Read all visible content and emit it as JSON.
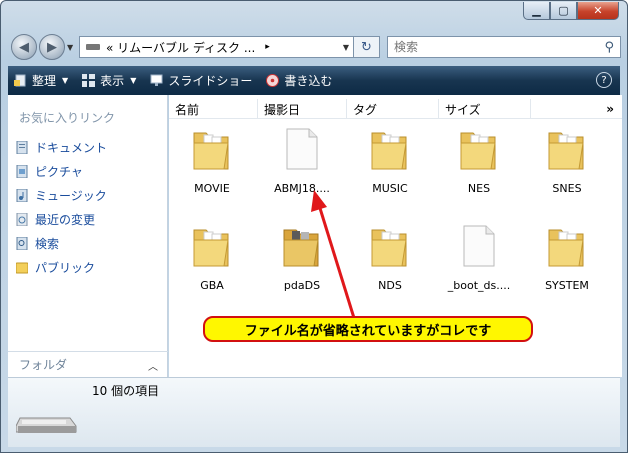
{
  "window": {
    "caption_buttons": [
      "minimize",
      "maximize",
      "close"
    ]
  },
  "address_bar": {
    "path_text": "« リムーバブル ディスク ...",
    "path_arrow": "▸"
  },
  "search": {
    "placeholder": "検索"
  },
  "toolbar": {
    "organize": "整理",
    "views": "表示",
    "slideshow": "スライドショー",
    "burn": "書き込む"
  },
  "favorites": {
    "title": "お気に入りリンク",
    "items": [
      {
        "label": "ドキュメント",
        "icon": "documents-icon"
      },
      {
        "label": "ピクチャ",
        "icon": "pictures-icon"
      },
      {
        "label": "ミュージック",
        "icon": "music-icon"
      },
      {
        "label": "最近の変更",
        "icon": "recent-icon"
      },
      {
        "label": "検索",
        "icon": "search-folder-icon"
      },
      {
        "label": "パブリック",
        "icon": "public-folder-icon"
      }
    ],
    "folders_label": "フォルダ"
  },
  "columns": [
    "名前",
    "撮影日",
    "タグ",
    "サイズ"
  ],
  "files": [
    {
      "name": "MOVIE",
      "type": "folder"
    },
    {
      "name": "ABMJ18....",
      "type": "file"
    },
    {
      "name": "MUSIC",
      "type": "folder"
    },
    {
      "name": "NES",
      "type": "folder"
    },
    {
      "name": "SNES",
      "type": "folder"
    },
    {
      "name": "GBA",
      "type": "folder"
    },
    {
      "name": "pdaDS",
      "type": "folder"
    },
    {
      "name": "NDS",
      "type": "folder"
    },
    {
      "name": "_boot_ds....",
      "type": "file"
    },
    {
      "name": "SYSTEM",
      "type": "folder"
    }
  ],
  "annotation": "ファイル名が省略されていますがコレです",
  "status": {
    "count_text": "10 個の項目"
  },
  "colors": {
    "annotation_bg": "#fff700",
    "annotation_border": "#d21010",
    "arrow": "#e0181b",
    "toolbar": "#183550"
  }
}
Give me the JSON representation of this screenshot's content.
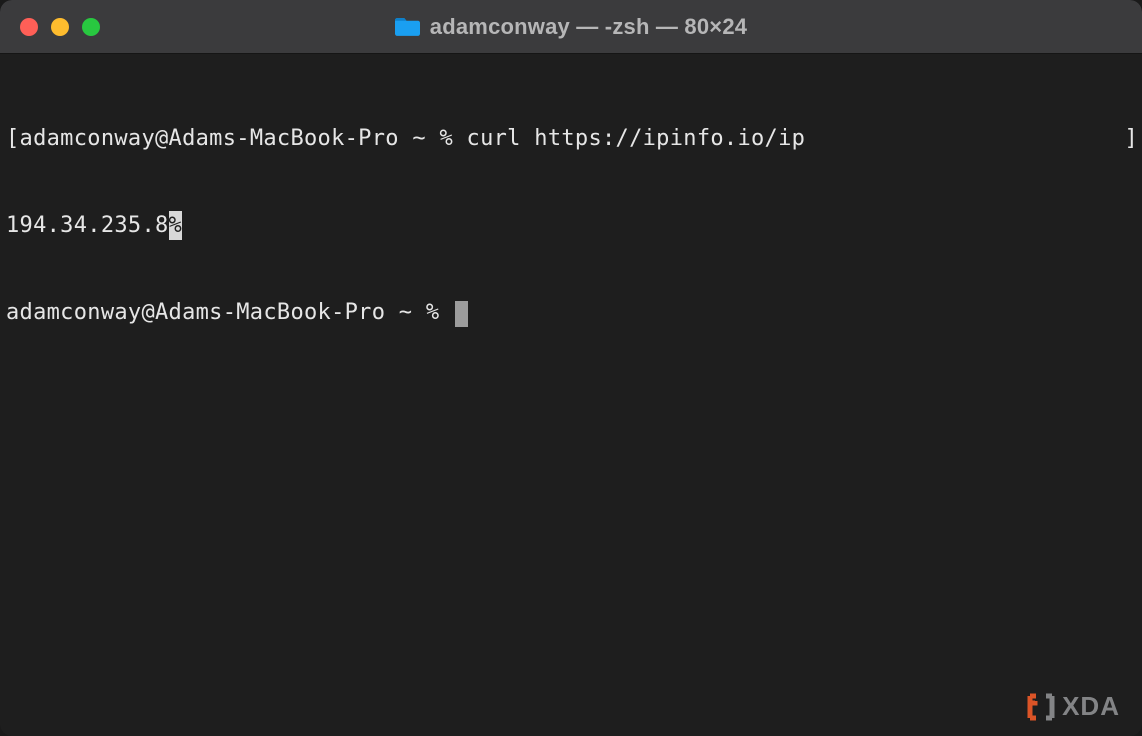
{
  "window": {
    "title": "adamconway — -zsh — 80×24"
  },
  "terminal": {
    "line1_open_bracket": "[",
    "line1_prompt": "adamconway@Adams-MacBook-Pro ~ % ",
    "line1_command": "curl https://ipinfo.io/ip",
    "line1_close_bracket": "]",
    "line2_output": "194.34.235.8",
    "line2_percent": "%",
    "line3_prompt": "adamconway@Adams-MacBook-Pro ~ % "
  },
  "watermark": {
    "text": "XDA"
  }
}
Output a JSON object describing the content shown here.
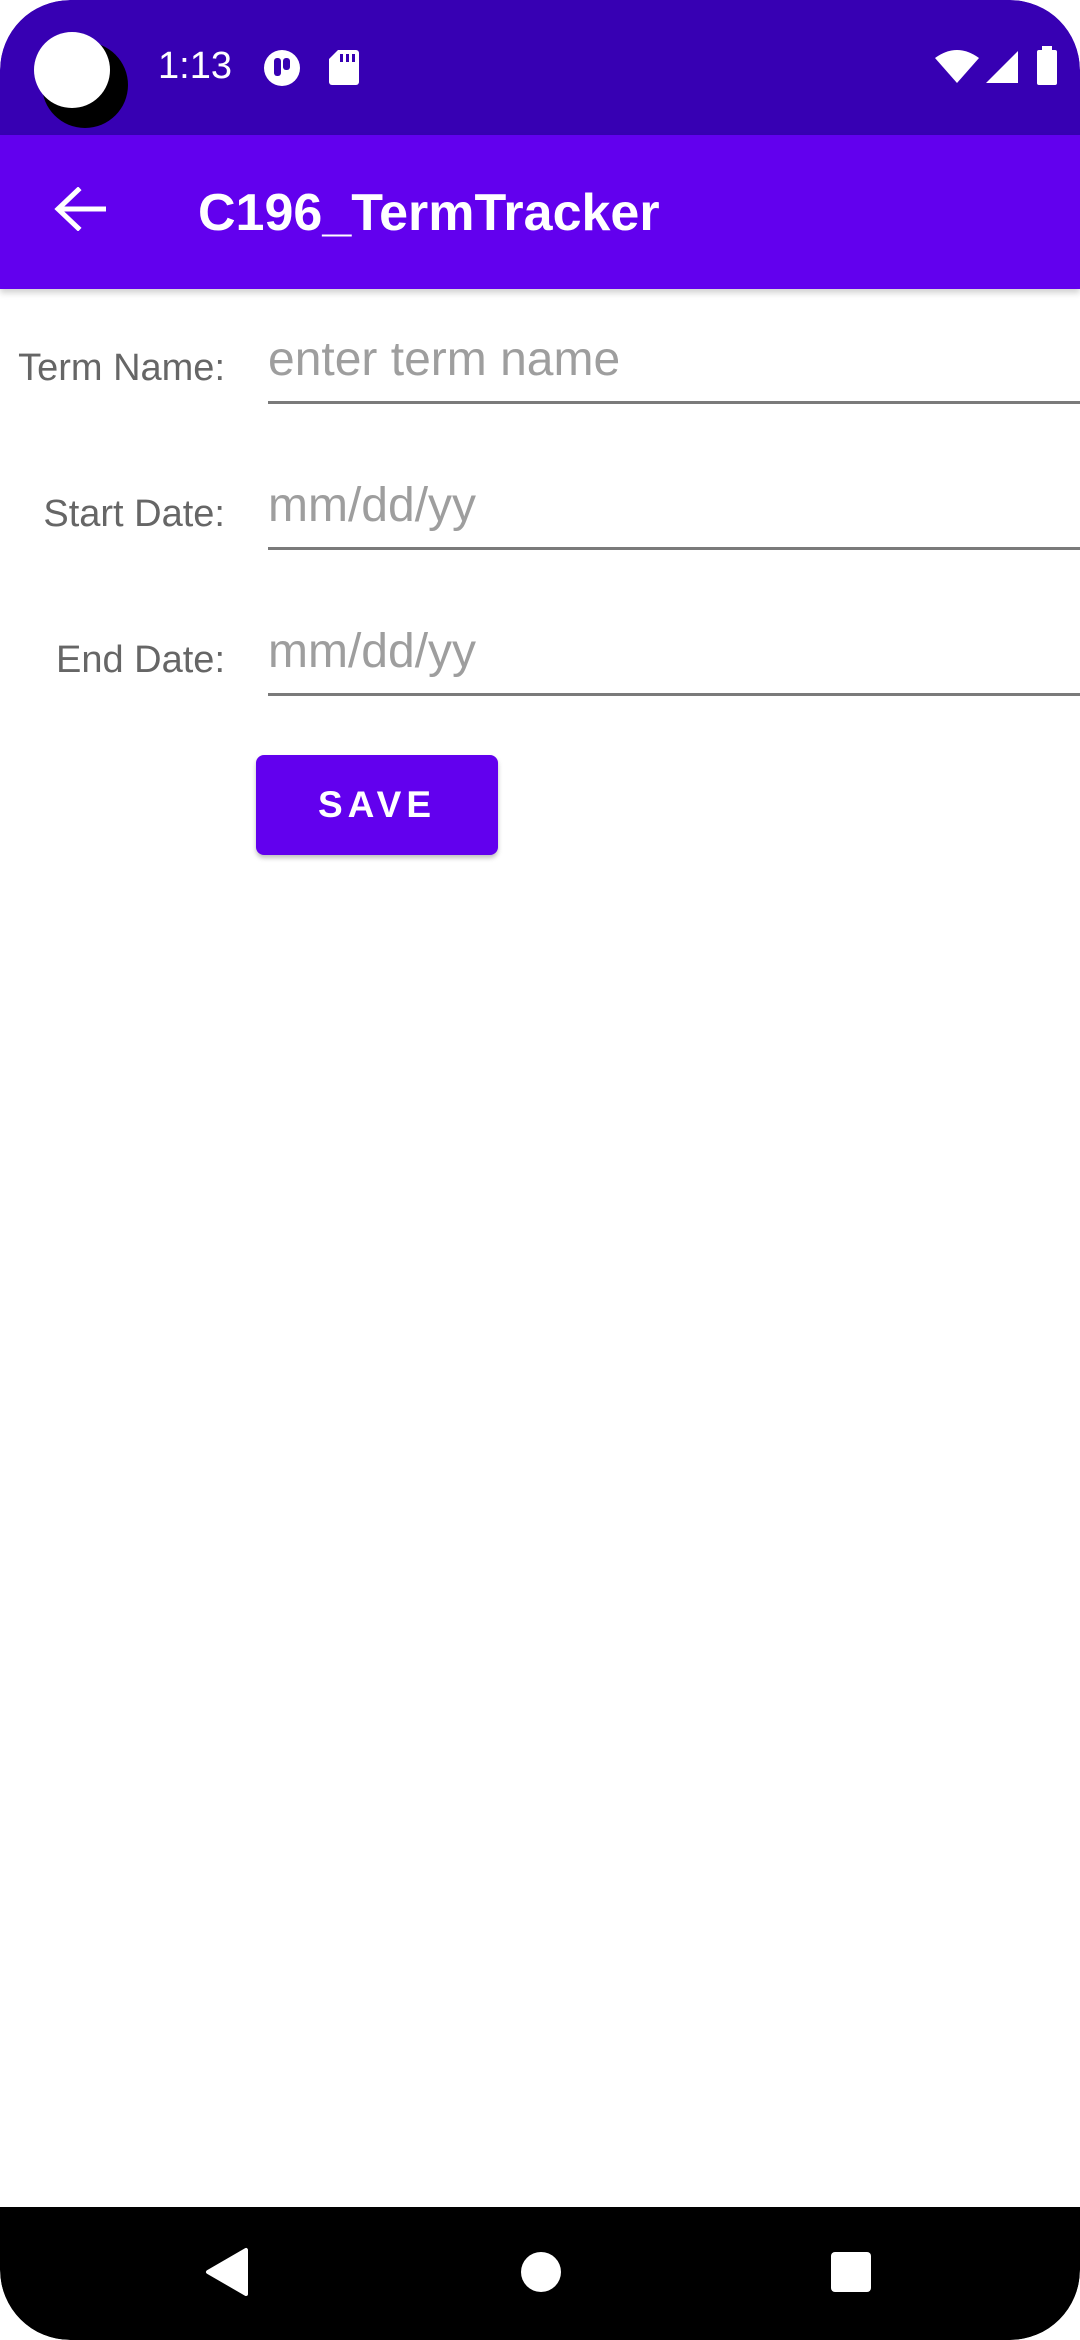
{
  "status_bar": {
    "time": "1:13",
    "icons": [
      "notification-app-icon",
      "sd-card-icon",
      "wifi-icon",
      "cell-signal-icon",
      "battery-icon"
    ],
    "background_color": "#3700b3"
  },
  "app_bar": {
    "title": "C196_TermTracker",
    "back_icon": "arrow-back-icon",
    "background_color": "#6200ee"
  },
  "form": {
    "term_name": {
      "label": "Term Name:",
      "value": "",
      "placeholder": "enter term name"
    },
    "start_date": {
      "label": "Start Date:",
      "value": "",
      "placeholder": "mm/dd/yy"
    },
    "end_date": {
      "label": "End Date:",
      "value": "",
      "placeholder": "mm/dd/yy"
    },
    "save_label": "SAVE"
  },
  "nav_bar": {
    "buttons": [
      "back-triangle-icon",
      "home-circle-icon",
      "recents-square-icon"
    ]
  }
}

·····

Give back every line exactly as it stands, pictures excluded.

(REPLY)
Read all visible content and emit it as JSON.
{
  "window": {
    "caption_buttons": [
      "minimize",
      "maximize",
      "close"
    ]
  },
  "address_bar": {
    "path_text": "« リムーバブル ディスク ...",
    "path_arrow": "▸"
  },
  "search": {
    "placeholder": "検索"
  },
  "toolbar": {
    "organize": "整理",
    "views": "表示",
    "slideshow": "スライドショー",
    "burn": "書き込む"
  },
  "favorites": {
    "title": "お気に入りリンク",
    "items": [
      {
        "label": "ドキュメント",
        "icon": "documents-icon"
      },
      {
        "label": "ピクチャ",
        "icon": "pictures-icon"
      },
      {
        "label": "ミュージック",
        "icon": "music-icon"
      },
      {
        "label": "最近の変更",
        "icon": "recent-icon"
      },
      {
        "label": "検索",
        "icon": "search-folder-icon"
      },
      {
        "label": "パブリック",
        "icon": "public-folder-icon"
      }
    ],
    "folders_label": "フォルダ"
  },
  "columns": [
    "名前",
    "撮影日",
    "タグ",
    "サイズ"
  ],
  "files": [
    {
      "name": "MOVIE",
      "type": "folder"
    },
    {
      "name": "ABMJ18....",
      "type": "file"
    },
    {
      "name": "MUSIC",
      "type": "folder"
    },
    {
      "name": "NES",
      "type": "folder"
    },
    {
      "name": "SNES",
      "type": "folder"
    },
    {
      "name": "GBA",
      "type": "folder"
    },
    {
      "name": "pdaDS",
      "type": "folder"
    },
    {
      "name": "NDS",
      "type": "folder"
    },
    {
      "name": "_boot_ds....",
      "type": "file"
    },
    {
      "name": "SYSTEM",
      "type": "folder"
    }
  ],
  "annotation": "ファイル名が省略されていますがコレです",
  "status": {
    "count_text": "10 個の項目"
  },
  "colors": {
    "annotation_bg": "#fff700",
    "annotation_border": "#d21010",
    "arrow": "#e0181b",
    "toolbar": "#183550"
  }
}
Give me the JSON representation of this screenshot's content.
{
  "window": {
    "title": "adamconway — -zsh — 80×24"
  },
  "terminal": {
    "line1_open_bracket": "[",
    "line1_prompt": "adamconway@Adams-MacBook-Pro ~ % ",
    "line1_command": "curl https://ipinfo.io/ip",
    "line1_close_bracket": "]",
    "line2_output": "194.34.235.8",
    "line2_percent": "%",
    "line3_prompt": "adamconway@Adams-MacBook-Pro ~ % "
  },
  "watermark": {
    "text": "XDA"
  }
}
Output a JSON object describing the content shown here.
{
  "status_bar": {
    "time": "1:13",
    "icons": [
      "notification-app-icon",
      "sd-card-icon",
      "wifi-icon",
      "cell-signal-icon",
      "battery-icon"
    ],
    "background_color": "#3700b3"
  },
  "app_bar": {
    "title": "C196_TermTracker",
    "back_icon": "arrow-back-icon",
    "background_color": "#6200ee"
  },
  "form": {
    "term_name": {
      "label": "Term Name:",
      "value": "",
      "placeholder": "enter term name"
    },
    "start_date": {
      "label": "Start Date:",
      "value": "",
      "placeholder": "mm/dd/yy"
    },
    "end_date": {
      "label": "End Date:",
      "value": "",
      "placeholder": "mm/dd/yy"
    },
    "save_label": "SAVE"
  },
  "nav_bar": {
    "buttons": [
      "back-triangle-icon",
      "home-circle-icon",
      "recents-square-icon"
    ]
  }
}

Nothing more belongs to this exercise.